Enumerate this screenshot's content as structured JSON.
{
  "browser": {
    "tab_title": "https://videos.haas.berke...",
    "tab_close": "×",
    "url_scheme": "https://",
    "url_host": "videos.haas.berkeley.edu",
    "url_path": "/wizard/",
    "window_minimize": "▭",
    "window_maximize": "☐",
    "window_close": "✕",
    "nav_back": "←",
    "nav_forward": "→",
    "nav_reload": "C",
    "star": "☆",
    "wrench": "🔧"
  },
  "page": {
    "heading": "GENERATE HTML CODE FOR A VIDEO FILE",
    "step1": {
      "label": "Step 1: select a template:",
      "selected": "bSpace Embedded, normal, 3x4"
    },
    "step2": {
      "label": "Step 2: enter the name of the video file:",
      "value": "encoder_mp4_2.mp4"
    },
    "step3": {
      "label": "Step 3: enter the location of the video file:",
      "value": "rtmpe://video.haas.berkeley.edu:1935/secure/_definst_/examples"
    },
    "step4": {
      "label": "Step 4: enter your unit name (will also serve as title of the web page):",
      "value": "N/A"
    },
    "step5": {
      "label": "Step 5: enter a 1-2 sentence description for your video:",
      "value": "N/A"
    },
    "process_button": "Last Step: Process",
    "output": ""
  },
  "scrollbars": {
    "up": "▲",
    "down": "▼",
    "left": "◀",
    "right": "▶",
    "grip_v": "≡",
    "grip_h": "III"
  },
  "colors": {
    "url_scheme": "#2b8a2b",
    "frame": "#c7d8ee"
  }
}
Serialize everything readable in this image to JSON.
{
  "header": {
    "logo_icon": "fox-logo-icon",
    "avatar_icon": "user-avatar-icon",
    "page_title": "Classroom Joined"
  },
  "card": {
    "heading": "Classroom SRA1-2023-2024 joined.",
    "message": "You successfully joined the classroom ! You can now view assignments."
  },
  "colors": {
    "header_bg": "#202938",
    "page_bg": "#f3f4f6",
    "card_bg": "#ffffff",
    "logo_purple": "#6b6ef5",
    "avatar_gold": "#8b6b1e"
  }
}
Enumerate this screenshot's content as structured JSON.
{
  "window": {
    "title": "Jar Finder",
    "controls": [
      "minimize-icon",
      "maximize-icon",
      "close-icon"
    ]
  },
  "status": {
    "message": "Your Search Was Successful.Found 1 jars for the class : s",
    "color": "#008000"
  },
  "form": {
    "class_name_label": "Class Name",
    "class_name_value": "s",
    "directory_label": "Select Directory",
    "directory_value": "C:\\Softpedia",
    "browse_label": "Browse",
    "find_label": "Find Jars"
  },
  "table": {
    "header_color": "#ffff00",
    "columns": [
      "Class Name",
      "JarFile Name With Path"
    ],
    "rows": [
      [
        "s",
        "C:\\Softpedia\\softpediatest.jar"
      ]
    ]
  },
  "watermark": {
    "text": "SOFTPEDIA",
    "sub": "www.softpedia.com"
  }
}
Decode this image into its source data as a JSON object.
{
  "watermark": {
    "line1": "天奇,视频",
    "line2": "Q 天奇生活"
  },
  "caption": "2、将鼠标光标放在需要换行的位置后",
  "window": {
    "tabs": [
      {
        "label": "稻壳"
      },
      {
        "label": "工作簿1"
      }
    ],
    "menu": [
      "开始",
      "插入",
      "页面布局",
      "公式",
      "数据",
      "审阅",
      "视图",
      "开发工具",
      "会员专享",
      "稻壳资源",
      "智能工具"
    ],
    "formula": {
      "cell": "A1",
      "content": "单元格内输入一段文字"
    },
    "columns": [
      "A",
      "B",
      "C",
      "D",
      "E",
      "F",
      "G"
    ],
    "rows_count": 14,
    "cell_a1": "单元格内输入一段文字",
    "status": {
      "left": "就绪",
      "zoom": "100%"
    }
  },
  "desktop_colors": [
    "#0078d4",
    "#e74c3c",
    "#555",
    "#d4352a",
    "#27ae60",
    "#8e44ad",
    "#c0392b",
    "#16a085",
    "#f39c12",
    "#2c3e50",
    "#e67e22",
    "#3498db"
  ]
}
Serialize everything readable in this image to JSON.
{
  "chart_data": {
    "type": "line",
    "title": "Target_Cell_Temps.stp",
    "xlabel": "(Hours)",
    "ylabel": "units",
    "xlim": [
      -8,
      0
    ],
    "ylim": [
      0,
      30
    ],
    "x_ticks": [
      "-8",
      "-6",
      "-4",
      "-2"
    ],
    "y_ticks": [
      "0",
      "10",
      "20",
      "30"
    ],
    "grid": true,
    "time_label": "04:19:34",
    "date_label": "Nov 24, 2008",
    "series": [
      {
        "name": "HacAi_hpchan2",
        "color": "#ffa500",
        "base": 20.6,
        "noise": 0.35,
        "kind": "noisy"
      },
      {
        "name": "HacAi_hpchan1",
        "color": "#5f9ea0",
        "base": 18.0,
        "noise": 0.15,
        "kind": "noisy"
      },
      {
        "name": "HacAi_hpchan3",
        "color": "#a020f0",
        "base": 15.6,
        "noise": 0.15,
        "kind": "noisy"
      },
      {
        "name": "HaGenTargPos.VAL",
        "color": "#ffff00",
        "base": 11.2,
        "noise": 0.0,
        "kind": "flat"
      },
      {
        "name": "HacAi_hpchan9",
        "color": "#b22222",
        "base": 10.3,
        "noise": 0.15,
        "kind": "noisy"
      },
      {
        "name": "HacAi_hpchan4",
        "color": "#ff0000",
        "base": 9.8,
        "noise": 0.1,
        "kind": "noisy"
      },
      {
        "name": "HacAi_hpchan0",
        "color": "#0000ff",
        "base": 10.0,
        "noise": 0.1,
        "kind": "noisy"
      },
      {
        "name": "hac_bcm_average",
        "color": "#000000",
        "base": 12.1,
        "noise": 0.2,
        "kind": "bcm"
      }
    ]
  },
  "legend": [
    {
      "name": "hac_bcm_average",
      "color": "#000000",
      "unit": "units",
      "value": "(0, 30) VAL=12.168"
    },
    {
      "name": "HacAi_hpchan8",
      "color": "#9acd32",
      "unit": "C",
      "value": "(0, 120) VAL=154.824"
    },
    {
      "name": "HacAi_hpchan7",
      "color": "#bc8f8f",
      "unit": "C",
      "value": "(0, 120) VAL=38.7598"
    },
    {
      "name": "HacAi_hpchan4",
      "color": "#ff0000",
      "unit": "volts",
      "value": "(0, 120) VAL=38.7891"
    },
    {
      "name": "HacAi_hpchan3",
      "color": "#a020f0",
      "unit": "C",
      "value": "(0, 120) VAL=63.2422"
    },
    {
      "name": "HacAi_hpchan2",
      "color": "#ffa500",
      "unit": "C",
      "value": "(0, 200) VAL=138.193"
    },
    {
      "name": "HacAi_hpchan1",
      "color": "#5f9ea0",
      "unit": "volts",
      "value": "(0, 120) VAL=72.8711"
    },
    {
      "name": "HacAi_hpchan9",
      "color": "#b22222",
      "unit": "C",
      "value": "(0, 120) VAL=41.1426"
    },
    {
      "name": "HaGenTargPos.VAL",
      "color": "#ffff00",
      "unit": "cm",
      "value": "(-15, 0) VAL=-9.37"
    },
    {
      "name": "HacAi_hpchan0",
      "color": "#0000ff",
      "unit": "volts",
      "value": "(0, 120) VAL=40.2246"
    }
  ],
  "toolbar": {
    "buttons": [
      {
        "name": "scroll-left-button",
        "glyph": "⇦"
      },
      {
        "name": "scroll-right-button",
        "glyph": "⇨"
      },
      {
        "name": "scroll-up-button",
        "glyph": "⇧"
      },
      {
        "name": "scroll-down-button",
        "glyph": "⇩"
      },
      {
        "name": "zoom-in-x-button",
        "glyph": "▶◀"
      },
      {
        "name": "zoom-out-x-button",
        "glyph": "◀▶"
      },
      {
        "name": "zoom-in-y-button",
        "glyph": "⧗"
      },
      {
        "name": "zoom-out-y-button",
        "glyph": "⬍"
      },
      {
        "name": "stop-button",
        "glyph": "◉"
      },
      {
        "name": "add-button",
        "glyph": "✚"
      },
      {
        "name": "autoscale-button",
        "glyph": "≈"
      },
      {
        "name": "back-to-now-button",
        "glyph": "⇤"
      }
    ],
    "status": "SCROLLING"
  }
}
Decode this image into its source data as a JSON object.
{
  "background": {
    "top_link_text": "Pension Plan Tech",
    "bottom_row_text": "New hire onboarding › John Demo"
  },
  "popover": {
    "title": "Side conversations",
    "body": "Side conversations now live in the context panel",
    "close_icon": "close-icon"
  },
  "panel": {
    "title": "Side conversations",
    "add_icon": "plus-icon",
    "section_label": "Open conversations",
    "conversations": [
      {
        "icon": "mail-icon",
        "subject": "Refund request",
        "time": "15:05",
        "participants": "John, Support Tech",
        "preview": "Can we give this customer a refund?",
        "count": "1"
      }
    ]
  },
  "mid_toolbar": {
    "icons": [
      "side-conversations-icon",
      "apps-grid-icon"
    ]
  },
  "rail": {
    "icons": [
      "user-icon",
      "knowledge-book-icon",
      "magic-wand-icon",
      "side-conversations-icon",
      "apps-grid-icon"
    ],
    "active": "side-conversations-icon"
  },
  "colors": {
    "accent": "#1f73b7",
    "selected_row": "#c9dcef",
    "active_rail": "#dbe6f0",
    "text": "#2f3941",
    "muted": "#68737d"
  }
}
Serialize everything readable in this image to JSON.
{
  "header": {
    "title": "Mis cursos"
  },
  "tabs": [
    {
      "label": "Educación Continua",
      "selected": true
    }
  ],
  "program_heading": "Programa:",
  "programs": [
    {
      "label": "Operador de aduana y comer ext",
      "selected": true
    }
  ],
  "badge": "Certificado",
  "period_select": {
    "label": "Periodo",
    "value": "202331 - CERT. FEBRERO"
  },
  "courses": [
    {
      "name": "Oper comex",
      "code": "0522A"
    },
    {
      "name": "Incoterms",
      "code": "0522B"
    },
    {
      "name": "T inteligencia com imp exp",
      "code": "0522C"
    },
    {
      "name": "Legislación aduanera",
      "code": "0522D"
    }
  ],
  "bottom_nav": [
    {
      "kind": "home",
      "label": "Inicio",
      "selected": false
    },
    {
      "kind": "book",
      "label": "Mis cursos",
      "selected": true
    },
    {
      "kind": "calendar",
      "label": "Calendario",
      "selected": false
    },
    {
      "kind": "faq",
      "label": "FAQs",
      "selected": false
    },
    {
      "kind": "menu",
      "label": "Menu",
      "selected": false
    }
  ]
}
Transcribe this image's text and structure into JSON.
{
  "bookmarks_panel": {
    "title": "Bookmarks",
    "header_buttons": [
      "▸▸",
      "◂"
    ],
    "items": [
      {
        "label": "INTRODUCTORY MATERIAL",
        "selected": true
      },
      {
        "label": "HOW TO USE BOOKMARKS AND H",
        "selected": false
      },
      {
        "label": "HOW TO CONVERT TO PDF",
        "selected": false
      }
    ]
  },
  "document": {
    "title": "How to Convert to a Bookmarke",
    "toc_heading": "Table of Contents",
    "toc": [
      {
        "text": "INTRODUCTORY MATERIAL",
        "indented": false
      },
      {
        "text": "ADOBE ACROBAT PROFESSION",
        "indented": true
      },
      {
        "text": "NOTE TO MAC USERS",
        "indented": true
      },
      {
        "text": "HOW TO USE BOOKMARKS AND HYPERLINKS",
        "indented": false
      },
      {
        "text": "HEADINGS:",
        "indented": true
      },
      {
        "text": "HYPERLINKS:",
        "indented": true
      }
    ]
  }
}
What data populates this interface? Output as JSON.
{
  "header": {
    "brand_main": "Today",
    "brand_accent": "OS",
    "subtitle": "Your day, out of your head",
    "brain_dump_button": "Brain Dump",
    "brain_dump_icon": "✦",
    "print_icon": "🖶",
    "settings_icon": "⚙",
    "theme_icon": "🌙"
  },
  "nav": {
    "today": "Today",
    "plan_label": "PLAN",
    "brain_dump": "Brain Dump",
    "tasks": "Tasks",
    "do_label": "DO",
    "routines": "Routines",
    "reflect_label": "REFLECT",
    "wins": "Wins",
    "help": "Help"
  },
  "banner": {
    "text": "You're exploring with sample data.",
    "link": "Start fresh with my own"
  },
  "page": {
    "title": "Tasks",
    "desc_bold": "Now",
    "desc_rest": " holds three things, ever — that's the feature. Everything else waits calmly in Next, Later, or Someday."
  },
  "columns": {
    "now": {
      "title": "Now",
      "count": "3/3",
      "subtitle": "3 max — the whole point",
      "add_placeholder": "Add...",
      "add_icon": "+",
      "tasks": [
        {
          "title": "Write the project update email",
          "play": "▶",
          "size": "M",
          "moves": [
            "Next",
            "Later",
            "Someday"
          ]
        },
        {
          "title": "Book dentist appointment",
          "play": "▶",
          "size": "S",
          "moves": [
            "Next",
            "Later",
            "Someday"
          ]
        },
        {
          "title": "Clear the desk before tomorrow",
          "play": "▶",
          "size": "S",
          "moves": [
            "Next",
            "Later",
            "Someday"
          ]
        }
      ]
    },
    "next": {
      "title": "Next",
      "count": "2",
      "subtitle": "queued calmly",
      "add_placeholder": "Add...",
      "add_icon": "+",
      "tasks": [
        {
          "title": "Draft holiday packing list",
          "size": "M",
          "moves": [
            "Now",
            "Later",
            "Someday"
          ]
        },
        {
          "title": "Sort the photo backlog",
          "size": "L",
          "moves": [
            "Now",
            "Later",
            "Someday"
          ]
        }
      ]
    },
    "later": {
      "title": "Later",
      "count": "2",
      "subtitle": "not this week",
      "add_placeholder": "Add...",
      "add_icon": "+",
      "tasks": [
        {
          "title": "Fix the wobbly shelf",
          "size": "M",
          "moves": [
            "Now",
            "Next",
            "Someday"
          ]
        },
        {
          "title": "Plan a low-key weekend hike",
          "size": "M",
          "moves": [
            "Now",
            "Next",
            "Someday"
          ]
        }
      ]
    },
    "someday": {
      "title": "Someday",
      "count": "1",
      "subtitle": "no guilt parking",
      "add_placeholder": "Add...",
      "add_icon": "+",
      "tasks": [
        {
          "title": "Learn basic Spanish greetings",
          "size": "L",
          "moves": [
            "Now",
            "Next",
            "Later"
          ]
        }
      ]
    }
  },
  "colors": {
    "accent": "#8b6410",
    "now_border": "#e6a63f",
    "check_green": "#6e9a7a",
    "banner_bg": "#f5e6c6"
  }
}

⁂

EXERCISE BRIEF ->
Copy each line above where the string "HaGenTargPos" occurs.

CORRECT ANSWER ->
        "name": "HaGenTargPos.VAL",
      "name": "HaGenTargPos.VAL",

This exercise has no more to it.